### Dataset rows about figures
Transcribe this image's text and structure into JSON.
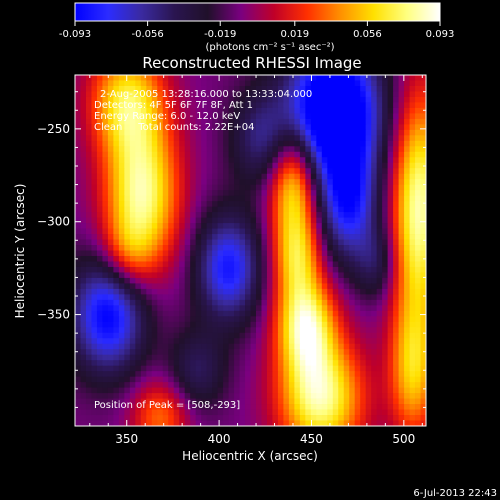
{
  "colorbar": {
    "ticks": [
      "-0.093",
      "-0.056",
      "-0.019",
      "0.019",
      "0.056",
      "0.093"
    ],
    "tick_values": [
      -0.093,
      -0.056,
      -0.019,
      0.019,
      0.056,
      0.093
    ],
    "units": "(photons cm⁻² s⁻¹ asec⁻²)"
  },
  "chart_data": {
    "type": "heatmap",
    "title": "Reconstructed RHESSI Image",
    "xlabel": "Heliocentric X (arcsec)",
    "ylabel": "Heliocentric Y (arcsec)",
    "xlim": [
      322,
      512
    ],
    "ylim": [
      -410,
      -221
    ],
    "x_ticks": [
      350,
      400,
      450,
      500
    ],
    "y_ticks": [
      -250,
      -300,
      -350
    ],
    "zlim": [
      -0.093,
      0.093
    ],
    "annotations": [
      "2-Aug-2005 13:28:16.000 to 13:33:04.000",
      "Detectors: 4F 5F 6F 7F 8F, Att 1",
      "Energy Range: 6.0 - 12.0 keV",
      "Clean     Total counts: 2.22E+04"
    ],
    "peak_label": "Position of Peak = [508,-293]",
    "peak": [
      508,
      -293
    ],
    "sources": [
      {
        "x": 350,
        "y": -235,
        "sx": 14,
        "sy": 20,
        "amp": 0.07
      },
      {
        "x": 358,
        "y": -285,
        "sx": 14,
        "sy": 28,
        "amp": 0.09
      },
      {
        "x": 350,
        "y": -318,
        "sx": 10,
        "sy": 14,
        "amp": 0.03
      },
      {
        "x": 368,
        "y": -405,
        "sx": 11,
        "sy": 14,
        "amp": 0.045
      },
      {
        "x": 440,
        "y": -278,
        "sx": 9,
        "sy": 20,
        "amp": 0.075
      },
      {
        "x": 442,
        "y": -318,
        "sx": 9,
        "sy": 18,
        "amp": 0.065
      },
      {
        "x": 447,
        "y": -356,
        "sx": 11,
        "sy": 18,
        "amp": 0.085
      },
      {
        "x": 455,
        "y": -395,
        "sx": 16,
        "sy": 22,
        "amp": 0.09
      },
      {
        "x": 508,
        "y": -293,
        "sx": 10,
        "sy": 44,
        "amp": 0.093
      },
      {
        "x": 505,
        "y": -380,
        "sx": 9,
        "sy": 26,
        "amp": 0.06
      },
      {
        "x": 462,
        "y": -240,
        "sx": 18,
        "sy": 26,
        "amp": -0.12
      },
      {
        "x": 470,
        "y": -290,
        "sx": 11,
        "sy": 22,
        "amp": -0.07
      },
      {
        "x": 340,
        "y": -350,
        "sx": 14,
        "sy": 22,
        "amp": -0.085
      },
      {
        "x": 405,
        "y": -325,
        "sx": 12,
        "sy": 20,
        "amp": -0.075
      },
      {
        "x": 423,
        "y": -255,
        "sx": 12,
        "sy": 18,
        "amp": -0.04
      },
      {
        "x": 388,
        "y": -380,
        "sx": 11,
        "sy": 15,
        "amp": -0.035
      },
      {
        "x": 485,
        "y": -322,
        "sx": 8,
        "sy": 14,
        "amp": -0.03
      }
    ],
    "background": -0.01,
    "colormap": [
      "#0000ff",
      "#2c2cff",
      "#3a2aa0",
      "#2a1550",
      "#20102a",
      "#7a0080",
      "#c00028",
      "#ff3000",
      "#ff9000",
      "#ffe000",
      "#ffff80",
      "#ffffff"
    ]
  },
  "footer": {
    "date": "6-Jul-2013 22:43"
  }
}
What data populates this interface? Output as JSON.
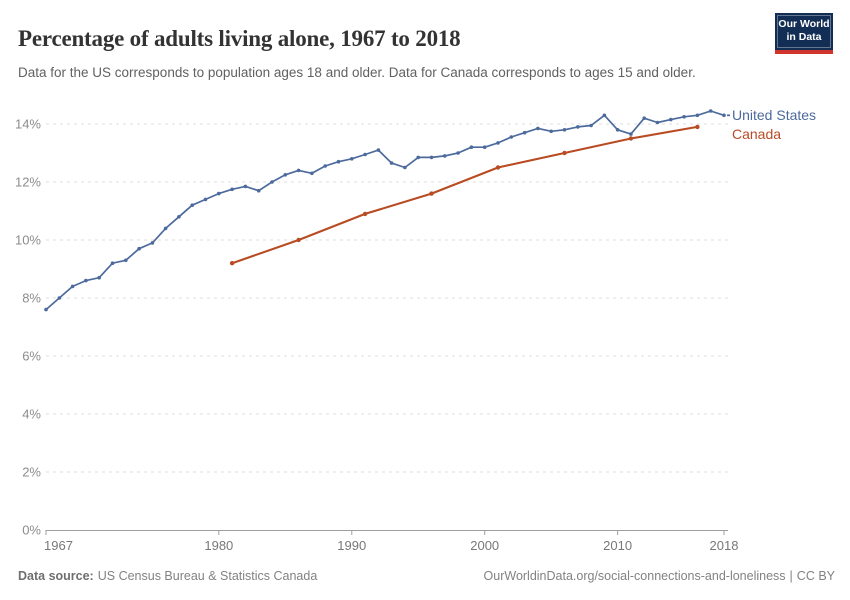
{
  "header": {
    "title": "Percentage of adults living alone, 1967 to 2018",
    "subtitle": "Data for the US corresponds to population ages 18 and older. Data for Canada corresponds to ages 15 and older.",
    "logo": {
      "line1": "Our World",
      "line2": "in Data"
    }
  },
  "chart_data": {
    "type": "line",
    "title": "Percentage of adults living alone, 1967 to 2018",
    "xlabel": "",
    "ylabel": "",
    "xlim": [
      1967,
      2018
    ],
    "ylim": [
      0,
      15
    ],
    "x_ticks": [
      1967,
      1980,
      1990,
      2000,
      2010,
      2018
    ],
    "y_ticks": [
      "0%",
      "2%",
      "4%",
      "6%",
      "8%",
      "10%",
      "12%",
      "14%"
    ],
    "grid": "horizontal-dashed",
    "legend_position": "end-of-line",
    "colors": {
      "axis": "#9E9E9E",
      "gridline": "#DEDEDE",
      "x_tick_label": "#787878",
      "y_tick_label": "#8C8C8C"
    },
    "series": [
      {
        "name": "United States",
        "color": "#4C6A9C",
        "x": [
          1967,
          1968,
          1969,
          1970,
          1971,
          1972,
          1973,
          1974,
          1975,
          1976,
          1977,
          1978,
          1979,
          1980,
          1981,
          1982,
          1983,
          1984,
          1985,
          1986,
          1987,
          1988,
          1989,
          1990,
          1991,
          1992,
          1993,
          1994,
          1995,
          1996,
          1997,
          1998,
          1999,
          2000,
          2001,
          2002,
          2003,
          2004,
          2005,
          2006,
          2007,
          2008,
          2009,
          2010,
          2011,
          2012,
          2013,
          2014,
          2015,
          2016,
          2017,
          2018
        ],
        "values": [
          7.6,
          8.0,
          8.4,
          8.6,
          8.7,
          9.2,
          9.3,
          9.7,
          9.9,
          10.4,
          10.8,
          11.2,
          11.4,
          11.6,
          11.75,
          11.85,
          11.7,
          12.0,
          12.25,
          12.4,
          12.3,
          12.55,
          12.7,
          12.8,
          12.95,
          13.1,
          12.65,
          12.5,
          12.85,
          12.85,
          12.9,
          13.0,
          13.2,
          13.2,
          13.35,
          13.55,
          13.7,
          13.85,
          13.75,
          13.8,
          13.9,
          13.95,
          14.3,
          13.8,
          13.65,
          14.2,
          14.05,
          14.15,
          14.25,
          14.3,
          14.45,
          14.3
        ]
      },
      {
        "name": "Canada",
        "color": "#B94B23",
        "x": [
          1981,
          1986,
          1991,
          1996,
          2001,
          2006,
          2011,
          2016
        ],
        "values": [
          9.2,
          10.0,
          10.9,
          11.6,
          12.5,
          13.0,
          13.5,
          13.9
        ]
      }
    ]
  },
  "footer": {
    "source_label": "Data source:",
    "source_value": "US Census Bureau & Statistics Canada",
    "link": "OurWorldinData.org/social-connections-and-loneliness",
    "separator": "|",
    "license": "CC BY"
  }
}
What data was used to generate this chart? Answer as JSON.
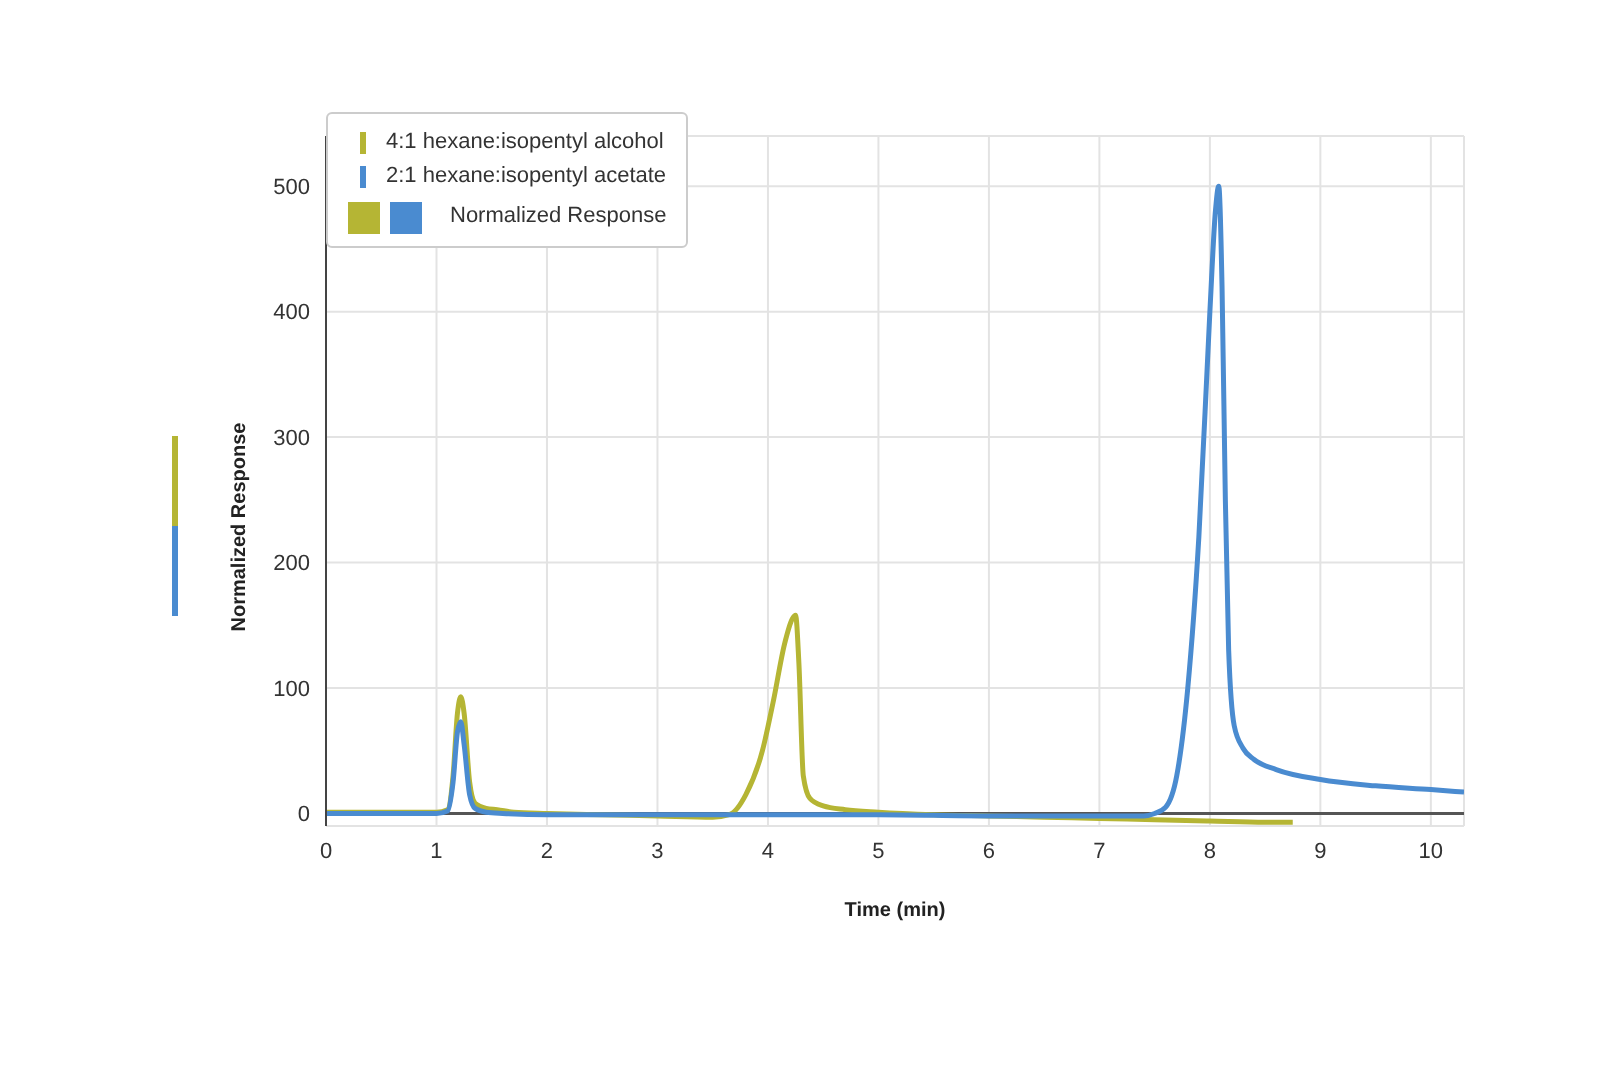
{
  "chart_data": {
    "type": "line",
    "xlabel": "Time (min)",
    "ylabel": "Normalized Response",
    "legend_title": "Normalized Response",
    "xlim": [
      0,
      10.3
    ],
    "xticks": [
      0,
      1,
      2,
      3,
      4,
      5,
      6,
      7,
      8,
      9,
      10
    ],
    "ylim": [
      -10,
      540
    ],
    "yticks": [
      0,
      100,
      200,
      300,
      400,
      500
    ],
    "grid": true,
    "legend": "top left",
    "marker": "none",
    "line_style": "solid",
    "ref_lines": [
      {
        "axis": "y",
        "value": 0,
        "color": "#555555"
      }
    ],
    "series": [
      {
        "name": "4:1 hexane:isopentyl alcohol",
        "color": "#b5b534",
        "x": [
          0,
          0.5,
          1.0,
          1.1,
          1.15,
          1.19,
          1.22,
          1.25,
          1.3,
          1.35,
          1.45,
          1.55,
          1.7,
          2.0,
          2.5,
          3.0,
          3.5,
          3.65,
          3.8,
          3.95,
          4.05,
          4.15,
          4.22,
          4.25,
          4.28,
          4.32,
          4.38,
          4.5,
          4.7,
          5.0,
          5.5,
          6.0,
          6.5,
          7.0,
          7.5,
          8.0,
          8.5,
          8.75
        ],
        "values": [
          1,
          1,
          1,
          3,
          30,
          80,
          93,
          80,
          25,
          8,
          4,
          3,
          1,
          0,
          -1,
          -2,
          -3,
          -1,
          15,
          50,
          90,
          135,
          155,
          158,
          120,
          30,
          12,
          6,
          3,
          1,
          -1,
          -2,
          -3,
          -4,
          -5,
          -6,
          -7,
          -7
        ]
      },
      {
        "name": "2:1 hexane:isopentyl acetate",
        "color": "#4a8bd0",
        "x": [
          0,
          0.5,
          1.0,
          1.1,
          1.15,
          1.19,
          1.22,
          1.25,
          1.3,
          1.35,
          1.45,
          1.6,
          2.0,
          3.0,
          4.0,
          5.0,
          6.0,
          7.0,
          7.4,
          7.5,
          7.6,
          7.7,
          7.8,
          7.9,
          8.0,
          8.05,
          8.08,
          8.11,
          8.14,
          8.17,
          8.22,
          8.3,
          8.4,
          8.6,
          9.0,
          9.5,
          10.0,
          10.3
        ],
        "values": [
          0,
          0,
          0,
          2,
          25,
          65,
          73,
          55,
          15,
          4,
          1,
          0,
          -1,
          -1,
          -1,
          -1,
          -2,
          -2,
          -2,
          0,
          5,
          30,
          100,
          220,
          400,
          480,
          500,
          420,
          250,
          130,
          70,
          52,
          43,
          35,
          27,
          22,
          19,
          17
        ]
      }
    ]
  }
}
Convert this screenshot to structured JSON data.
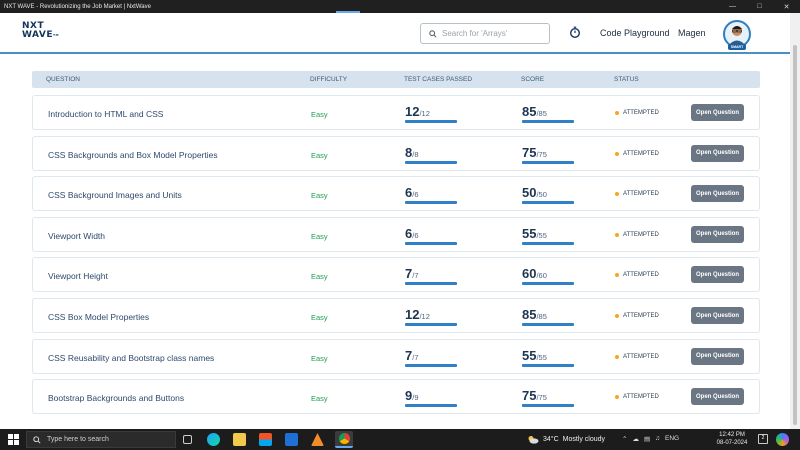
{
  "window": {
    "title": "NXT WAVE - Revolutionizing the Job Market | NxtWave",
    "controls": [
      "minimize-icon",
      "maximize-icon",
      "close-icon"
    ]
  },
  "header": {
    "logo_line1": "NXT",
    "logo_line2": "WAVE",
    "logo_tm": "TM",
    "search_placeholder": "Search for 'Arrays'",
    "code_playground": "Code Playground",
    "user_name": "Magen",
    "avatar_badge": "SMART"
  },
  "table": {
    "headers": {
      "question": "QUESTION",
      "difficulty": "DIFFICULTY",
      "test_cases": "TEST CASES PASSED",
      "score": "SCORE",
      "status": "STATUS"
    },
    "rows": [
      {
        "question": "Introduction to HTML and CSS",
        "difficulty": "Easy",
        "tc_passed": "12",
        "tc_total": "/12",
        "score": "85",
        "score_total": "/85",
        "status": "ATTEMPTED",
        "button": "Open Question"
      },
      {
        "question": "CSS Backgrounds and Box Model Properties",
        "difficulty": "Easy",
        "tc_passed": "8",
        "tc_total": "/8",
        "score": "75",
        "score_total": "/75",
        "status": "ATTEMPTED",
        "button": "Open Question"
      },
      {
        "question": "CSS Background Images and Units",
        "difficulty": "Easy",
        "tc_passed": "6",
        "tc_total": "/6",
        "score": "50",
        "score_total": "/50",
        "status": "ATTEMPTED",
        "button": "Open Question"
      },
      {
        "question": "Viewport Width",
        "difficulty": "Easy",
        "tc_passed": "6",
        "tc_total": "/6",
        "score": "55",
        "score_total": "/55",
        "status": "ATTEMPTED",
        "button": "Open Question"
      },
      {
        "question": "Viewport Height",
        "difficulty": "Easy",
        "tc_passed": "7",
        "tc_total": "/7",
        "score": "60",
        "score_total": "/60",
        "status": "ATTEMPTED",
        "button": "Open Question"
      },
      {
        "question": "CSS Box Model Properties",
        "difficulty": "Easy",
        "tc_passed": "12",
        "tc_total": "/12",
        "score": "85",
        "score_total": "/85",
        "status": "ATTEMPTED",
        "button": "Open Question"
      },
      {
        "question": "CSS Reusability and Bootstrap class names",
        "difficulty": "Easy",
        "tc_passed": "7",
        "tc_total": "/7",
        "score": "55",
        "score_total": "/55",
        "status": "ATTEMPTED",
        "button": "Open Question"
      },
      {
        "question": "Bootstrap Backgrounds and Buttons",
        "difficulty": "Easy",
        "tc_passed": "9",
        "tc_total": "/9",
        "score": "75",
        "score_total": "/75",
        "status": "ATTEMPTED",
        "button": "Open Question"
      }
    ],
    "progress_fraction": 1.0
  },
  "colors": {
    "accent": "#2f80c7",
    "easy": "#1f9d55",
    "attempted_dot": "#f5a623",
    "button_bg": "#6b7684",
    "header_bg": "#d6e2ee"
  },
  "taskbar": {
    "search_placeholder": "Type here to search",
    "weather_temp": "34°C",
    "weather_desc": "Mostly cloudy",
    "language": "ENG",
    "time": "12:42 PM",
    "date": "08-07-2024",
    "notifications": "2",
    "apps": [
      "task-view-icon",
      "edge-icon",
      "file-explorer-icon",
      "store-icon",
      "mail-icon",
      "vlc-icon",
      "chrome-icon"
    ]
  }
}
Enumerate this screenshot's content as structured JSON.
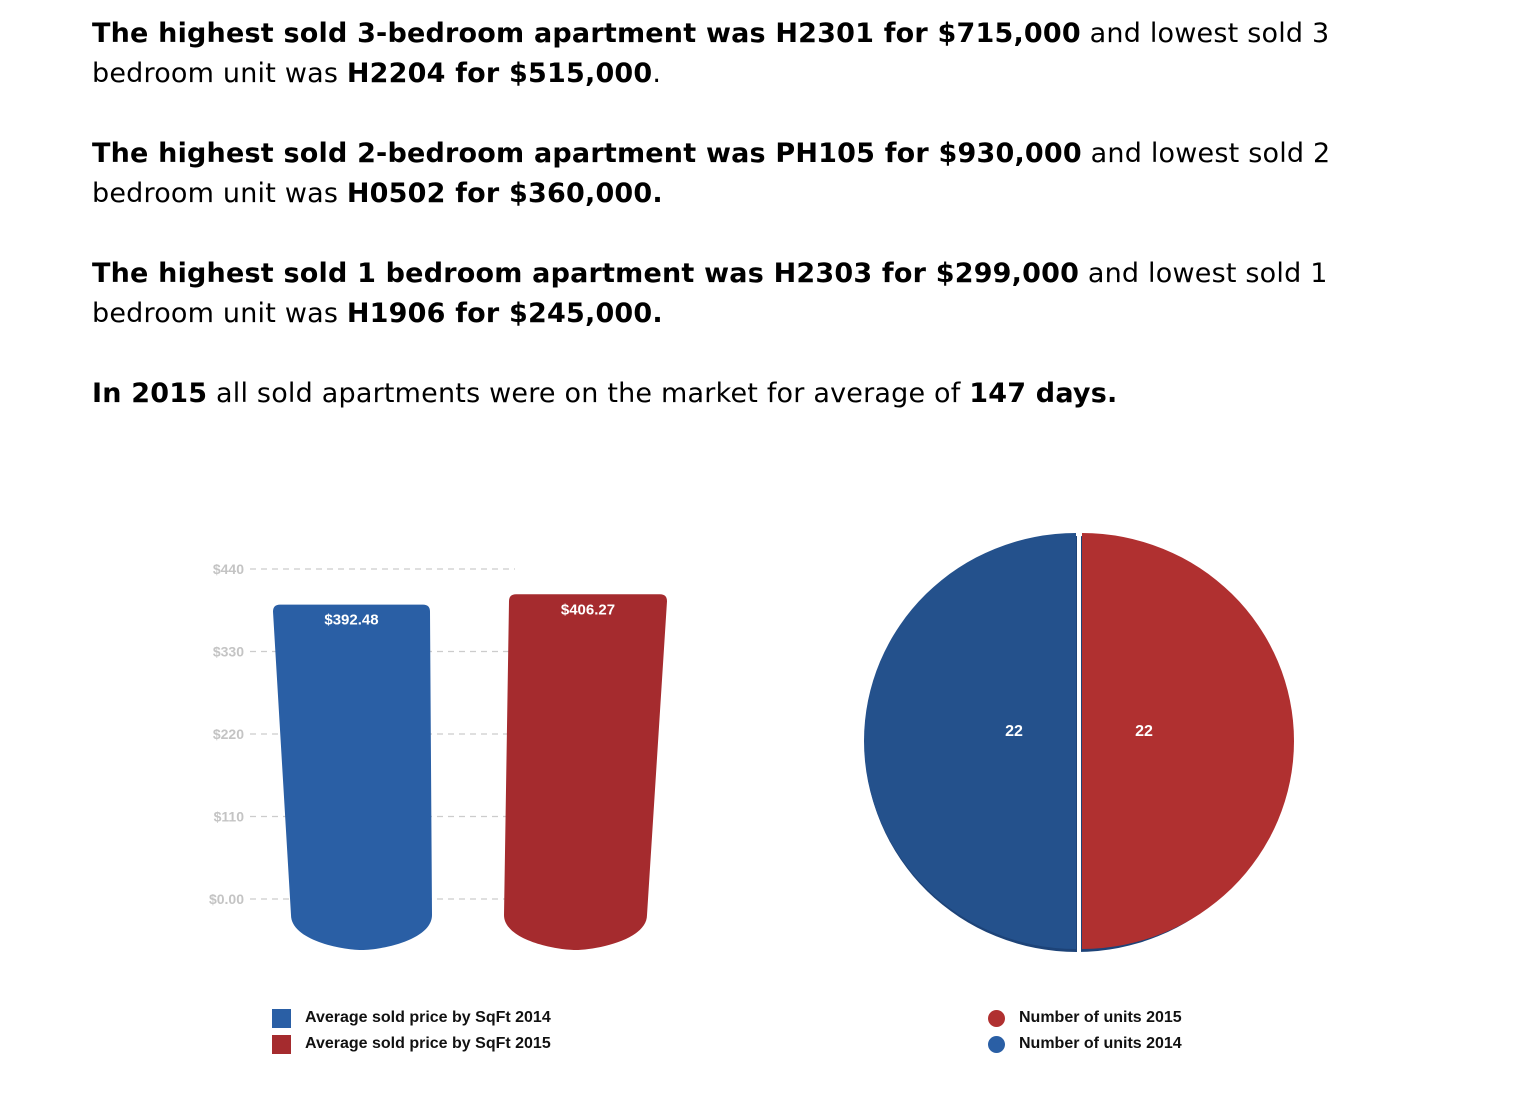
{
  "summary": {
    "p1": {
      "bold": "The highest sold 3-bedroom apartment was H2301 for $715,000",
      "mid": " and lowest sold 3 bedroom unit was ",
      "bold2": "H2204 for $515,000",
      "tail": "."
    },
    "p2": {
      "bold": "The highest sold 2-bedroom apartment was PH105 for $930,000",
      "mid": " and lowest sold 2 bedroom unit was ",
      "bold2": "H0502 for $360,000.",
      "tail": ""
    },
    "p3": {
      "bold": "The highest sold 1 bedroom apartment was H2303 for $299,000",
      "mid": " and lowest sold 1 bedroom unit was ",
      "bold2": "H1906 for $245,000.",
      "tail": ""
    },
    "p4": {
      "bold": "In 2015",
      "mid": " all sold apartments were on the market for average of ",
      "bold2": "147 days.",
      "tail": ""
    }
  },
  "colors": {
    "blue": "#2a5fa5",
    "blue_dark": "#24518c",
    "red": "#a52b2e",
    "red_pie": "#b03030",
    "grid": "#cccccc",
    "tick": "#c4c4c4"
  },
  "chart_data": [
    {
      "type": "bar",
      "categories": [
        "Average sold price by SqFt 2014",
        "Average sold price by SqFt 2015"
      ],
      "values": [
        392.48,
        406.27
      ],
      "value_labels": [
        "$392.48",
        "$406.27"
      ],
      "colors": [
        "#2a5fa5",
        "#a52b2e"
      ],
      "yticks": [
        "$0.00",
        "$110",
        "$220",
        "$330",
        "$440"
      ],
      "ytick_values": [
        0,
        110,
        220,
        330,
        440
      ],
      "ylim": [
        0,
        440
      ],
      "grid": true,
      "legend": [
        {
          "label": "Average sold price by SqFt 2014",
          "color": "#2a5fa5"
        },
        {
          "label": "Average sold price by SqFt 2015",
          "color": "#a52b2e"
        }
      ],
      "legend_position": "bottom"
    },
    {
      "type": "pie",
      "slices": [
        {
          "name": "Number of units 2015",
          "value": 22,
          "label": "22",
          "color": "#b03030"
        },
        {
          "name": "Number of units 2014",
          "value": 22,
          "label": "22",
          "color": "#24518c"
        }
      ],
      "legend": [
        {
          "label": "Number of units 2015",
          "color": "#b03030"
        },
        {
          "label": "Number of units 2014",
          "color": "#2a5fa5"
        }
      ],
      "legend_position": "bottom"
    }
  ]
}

### TASK GOAL
Determine how many lines contain the word "hexane" and reply with that number alone.

### RESPONSE TO THIS TASK
2